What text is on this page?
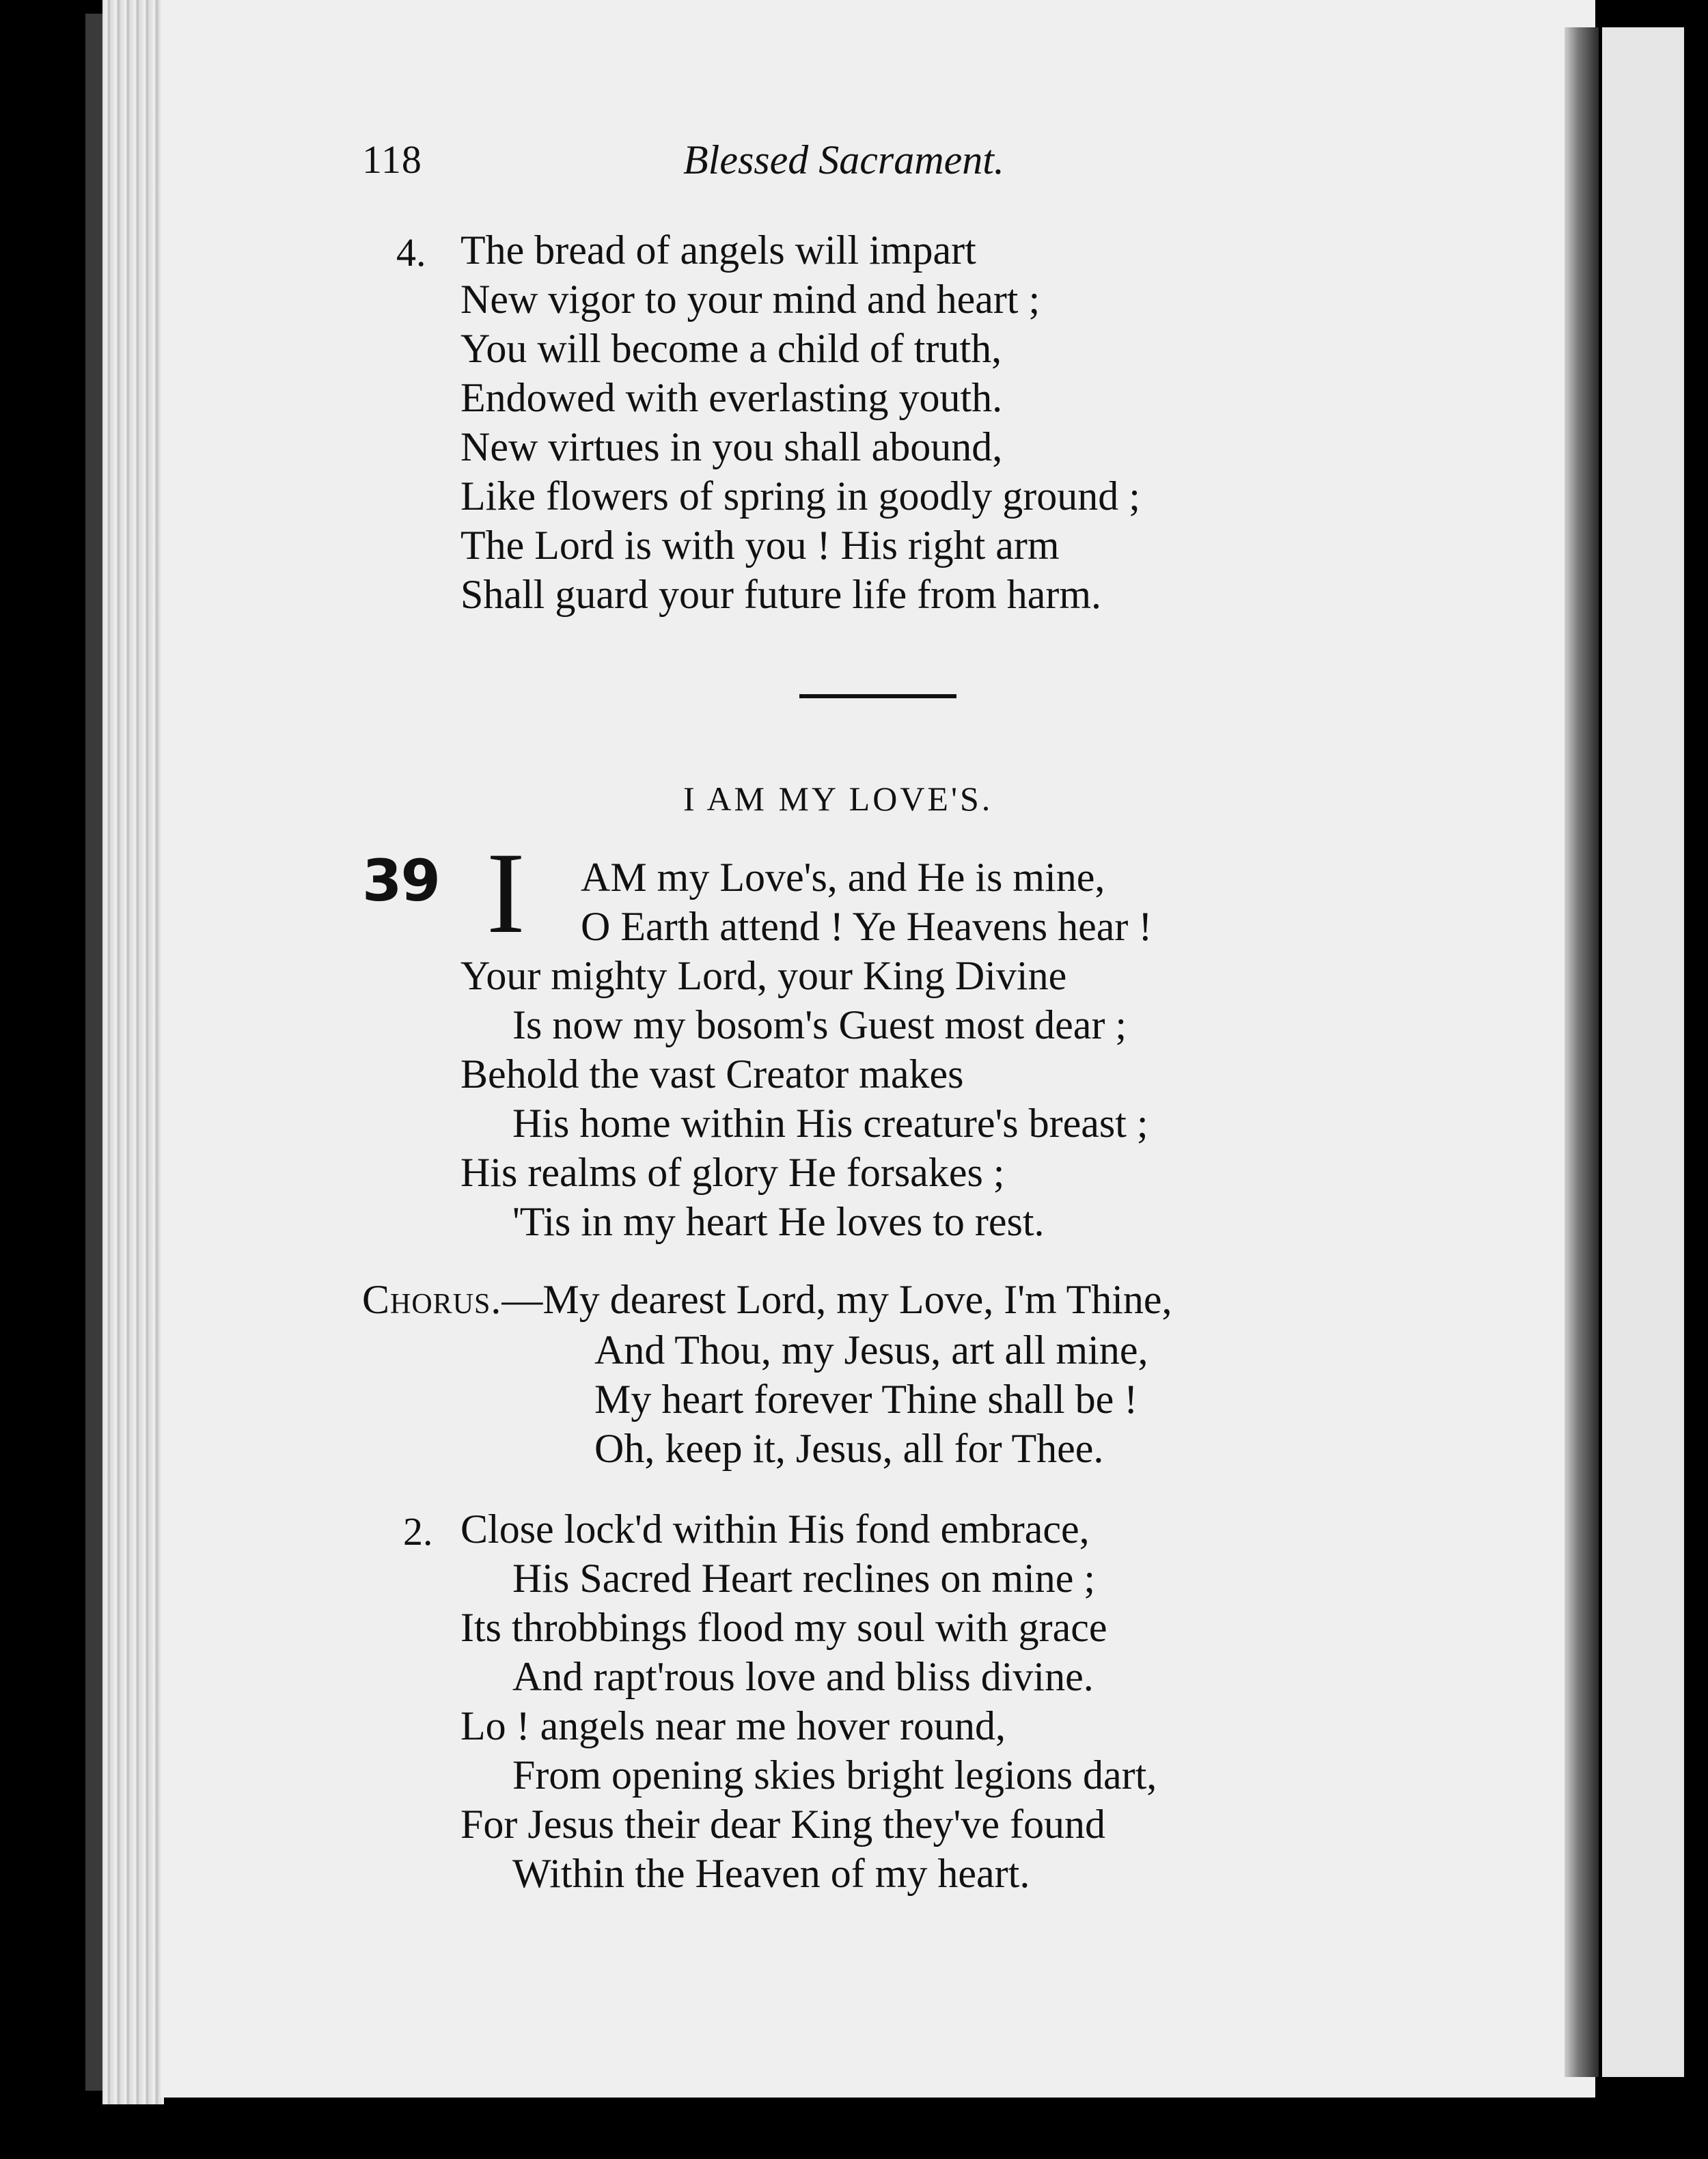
118	Blessed Sacrament.
4. The bread of angels will impart
New vigor to your mind and heart ;
You will become a child of truth,
Endowed with everlasting youth.
New virtues in you shall abound,
Like flowers of spring in goodly ground ;
The Lord is with you ! His right arm
Shall guard your future life from harm.
I AM MY LOVE'S.
39 I AM my Love's, and He is mine,
O Earth attend ! Ye Heavens hear !
Your mighty Lord, your King Divine
Is now my bosom's Guest most dear ;
Behold the vast Creator makes
His home within His creature's breast ;
His realms of glory He forsakes ;
'Tis in my heart He loves to rest.
Chorus.—My dearest Lord, my Love, I'm Thine,
And Thou, my Jesus, art all mine,
My heart forever Thine shall be !
Oh, keep it, Jesus, all for Thee.
2. Close lock'd within His fond embrace,
His Sacred Heart reclines on mine ;
Its throbbings flood my soul with grace
And rapt'rous love and bliss divine.
Lo ! angels near me hover round,
From opening skies bright legions dart,
For Jesus their dear King they've found
Within the Heaven of my heart.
-*-*-
* **Given problem**
In your copy of the listing above, reproduce each line exactly and omit all pictures.

* **The completed task**
What text is on this page?
118	Blessed Sacrament.
4. The bread of angels will impart
New vigor to your mind and heart ;
You will become a child of truth,
Endowed with everlasting youth.
New virtues in you shall abound,
Like flowers of spring in goodly ground ;
The Lord is with you ! His right arm
Shall guard your future life from harm.
I AM MY LOVE'S.
39 I AM my Love's, and He is mine,
O Earth attend ! Ye Heavens hear !
Your mighty Lord, your King Divine
Is now my bosom's Guest most dear ;
Behold the vast Creator makes
His home within His creature's breast ;
His realms of glory He forsakes ;
'Tis in my heart He loves to rest.
Chorus.—My dearest Lord, my Love, I'm Thine,
And Thou, my Jesus, art all mine,
My heart forever Thine shall be !
Oh, keep it, Jesus, all for Thee.
2. Close lock'd within His fond embrace,
His Sacred Heart reclines on mine ;
Its throbbings flood my soul with grace
And rapt'rous love and bliss divine.
Lo ! angels near me hover round,
From opening skies bright legions dart,
For Jesus their dear King they've found
Within the Heaven of my heart.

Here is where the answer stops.